RECORDS SUPPLIED:

------------------------

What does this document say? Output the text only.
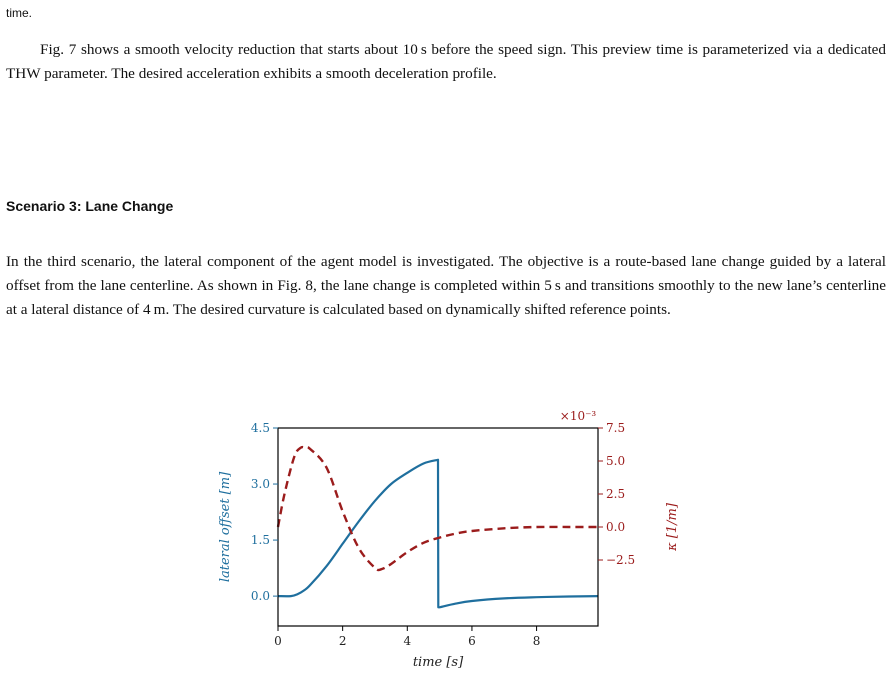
time.

Fig. 7 shows a smooth velocity reduction that starts about 10 s before the speed sign. This preview time is parameterized via a dedicated THW parameter. The desired acceleration exhibits a smooth deceleration profile.

Scenario 3: Lane Change

In the third scenario, the lateral component of the agent model is investigated. The objective is a route-based lane change guided by a lateral offset from the lane centerline. As shown in Fig. 8, the lane change is completed within 5 s and transitions smoothly to the new lane’s centerline at a lateral distance of 4 m. The desired curvature is calculated based on dynamically shifted reference points.

0	2	4	6	8
0.0
1.5
3.0
4.5
−2.5
0.0
2.5
5.0
7.5
time [s]
lateral offset [m]	κ [1/m]
×10⁻³
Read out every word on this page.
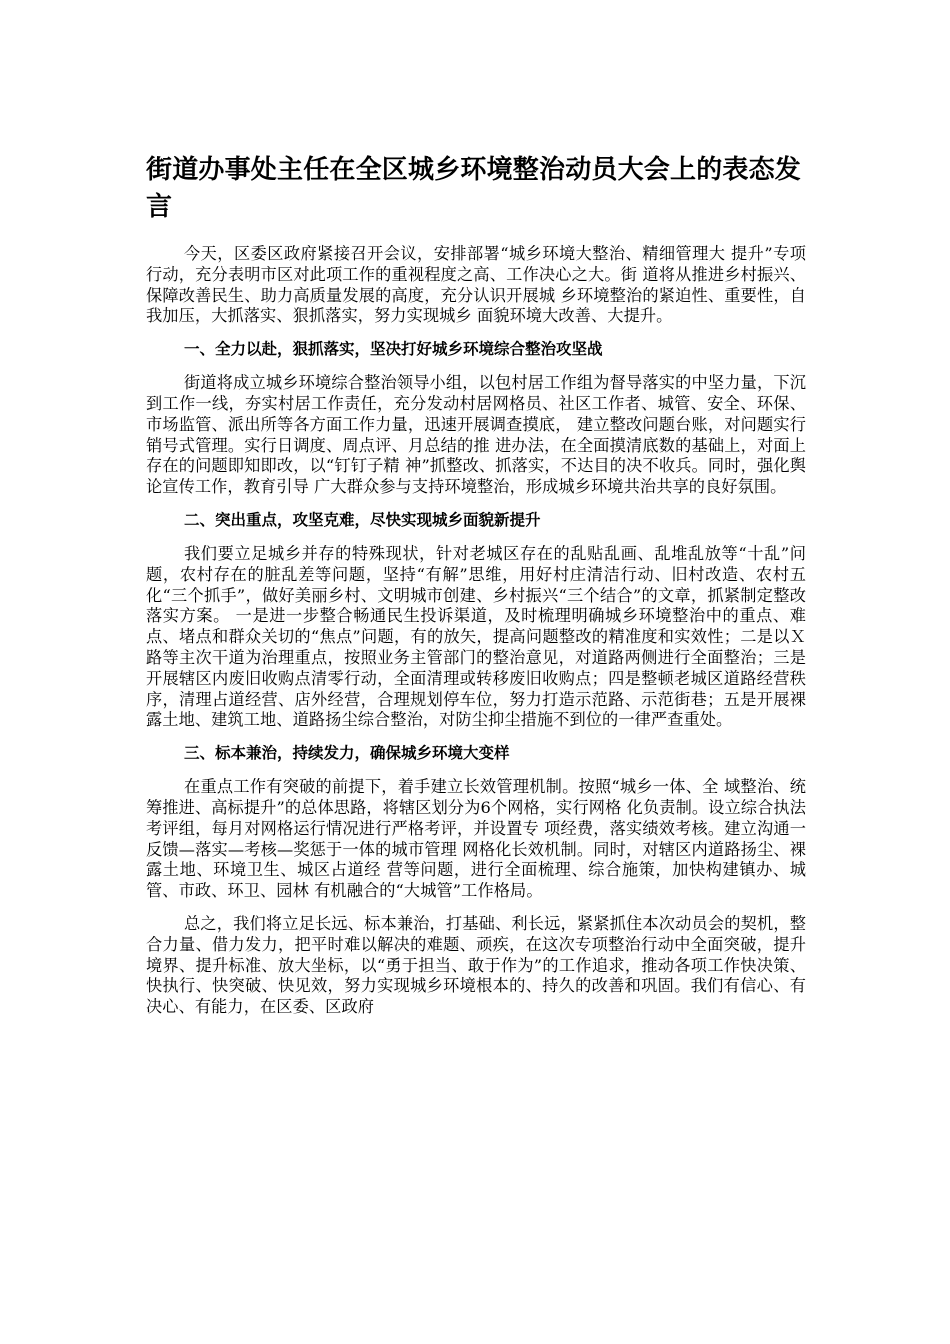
街道办事处主任在全区城乡环境整治动员大会上的表态发言

今天，区委区政府紧接召开会议，安排部署“城乡环境大整治、精细管理大 提升”专项行动，充分表明市区对此项工作的重视程度之高、工作决心之大。街 道将从推进乡村振兴、保障改善民生、助力高质量发展的高度，充分认识开展城 乡环境整治的紧迫性、重要性，自我加压，大抓落实、狠抓落实，努力实现城乡 面貌环境大改善、大提升。

一、全力以赴，狠抓落实，坚决打好城乡环境综合整治攻坚战

街道将成立城乡环境综合整治领导小组，以包村居工作组为督导落实的中坚力量，下沉到工作一线，夯实村居工作责任，充分发动村居网格员、社区工作者、城管、安全、环保、市场监管、派出所等各方面工作力量，迅速开展调查摸底， 建立整改问题台账，对问题实行销号式管理。实行日调度、周点评、月总结的推 进办法，在全面摸清底数的基础上，对面上存在的问题即知即改，以“钉钉子精 神”抓整改、抓落实，不达目的决不收兵。同时，强化舆论宣传工作，教育引导 广大群众参与支持环境整治，形成城乡环境共治共享的良好氛围。

二、突出重点，攻坚克难，尽快实现城乡面貌新提升

我们要立足城乡并存的特殊现状，针对老城区存在的乱贴乱画、乱堆乱放等“十乱”问题，农村存在的脏乱差等问题，坚持“有解”思维，用好村庄清洁行动、旧村改造、农村五化“三个抓手”，做好美丽乡村、文明城市创建、乡村振兴“三个结合”的文章，抓紧制定整改落实方案。 一是进一步整合畅通民生投诉渠道，及时梳理明确城乡环境整治中的重点、难点、堵点和群众关切的“焦点”问题，有的放矢，提高问题整改的精准度和实效性；二是以Ｘ路等主次干道为治理重点，按照业务主管部门的整治意见，对道路两侧进行全面整治；三是开展辖区内废旧收购点清零行动，全面清理或转移废旧收购点；四是整顿老城区道路经营秩序，清理占道经营、店外经营，合理规划停车位，努力打造示范路、示范街巷；五是开展裸露土地、建筑工地、道路扬尘综合整治，对防尘抑尘措施不到位的一律严查重处。

三、标本兼治，持续发力，确保城乡环境大变样

在重点工作有突破的前提下，着手建立长效管理机制。按照“城乡一体、全 域整治、统筹推进、高标提升”的总体思路，将辖区划分为6个网格，实行网格 化负责制。设立综合执法考评组，每月对网格运行情况进行严格考评，并设置专 项经费，落实绩效考核。建立沟通一反馈—落实—考核—奖惩于一体的城市管理 网格化长效机制。同时，对辖区内道路扬尘、裸露土地、环境卫生、城区占道经 营等问题，进行全面梳理、综合施策，加快构建镇办、城管、市政、环卫、园林 有机融合的“大城管”工作格局。

总之，我们将立足长远、标本兼治，打基础、利长远，紧紧抓住本次动员会的契机，整合力量、借力发力，把平时难以解决的难题、顽疾，在这次专项整治行动中全面突破，提升境界、提升标准、放大坐标，以“勇于担当、敢于作为”的工作追求，推动各项工作快决策、快执行、快突破、快见效，努力实现城乡环境根本的、持久的改善和巩固。我们有信心、有决心、有能力，在区委、区政府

------------------------

Restate each entry word for word, leaving out any pictures.

What does this document say? Output the text only.
time.

Fig. 7 shows a smooth velocity reduction that starts about 10 s before the speed sign. This preview time is parameterized via a dedicated THW parameter. The desired acceleration exhibits a smooth deceleration profile.

Scenario 3: Lane Change

In the third scenario, the lateral component of the agent model is investigated. The objective is a route-based lane change guided by a lateral offset from the lane centerline. As shown in Fig. 8, the lane change is completed within 5 s and transitions smoothly to the new lane’s centerline at a lateral distance of 4 m. The desired curvature is calculated based on dynamically shifted reference points.

0	2	4	6	8
0.0
1.5
3.0
4.5
−2.5
0.0
2.5
5.0
7.5
time [s]
lateral offset [m]	κ [1/m]
×10⁻³
Read out every word on this page.
街道办事处主任在全区城乡环境整治动员大会上的表态发言

今天，区委区政府紧接召开会议，安排部署“城乡环境大整治、精细管理大 提升”专项行动，充分表明市区对此项工作的重视程度之高、工作决心之大。街 道将从推进乡村振兴、保障改善民生、助力高质量发展的高度，充分认识开展城 乡环境整治的紧迫性、重要性，自我加压，大抓落实、狠抓落实，努力实现城乡 面貌环境大改善、大提升。

一、全力以赴，狠抓落实，坚决打好城乡环境综合整治攻坚战

街道将成立城乡环境综合整治领导小组，以包村居工作组为督导落实的中坚力量，下沉到工作一线，夯实村居工作责任，充分发动村居网格员、社区工作者、城管、安全、环保、市场监管、派出所等各方面工作力量，迅速开展调查摸底， 建立整改问题台账，对问题实行销号式管理。实行日调度、周点评、月总结的推 进办法，在全面摸清底数的基础上，对面上存在的问题即知即改，以“钉钉子精 神”抓整改、抓落实，不达目的决不收兵。同时，强化舆论宣传工作，教育引导 广大群众参与支持环境整治，形成城乡环境共治共享的良好氛围。

二、突出重点，攻坚克难，尽快实现城乡面貌新提升

我们要立足城乡并存的特殊现状，针对老城区存在的乱贴乱画、乱堆乱放等“十乱”问题，农村存在的脏乱差等问题，坚持“有解”思维，用好村庄清洁行动、旧村改造、农村五化“三个抓手”，做好美丽乡村、文明城市创建、乡村振兴“三个结合”的文章，抓紧制定整改落实方案。 一是进一步整合畅通民生投诉渠道，及时梳理明确城乡环境整治中的重点、难点、堵点和群众关切的“焦点”问题，有的放矢，提高问题整改的精准度和实效性；二是以Ｘ路等主次干道为治理重点，按照业务主管部门的整治意见，对道路两侧进行全面整治；三是开展辖区内废旧收购点清零行动，全面清理或转移废旧收购点；四是整顿老城区道路经营秩序，清理占道经营、店外经营，合理规划停车位，努力打造示范路、示范街巷；五是开展裸露土地、建筑工地、道路扬尘综合整治，对防尘抑尘措施不到位的一律严查重处。

三、标本兼治，持续发力，确保城乡环境大变样

在重点工作有突破的前提下，着手建立长效管理机制。按照“城乡一体、全 域整治、统筹推进、高标提升”的总体思路，将辖区划分为6个网格，实行网格 化负责制。设立综合执法考评组，每月对网格运行情况进行严格考评，并设置专 项经费，落实绩效考核。建立沟通一反馈—落实—考核—奖惩于一体的城市管理 网格化长效机制。同时，对辖区内道路扬尘、裸露土地、环境卫生、城区占道经 营等问题，进行全面梳理、综合施策，加快构建镇办、城管、市政、环卫、园林 有机融合的“大城管”工作格局。

总之，我们将立足长远、标本兼治，打基础、利长远，紧紧抓住本次动员会的契机，整合力量、借力发力，把平时难以解决的难题、顽疾，在这次专项整治行动中全面突破，提升境界、提升标准、放大坐标，以“勇于担当、敢于作为”的工作追求，推动各项工作快决策、快执行、快突破、快见效，努力实现城乡环境根本的、持久的改善和巩固。我们有信心、有决心、有能力，在区委、区政府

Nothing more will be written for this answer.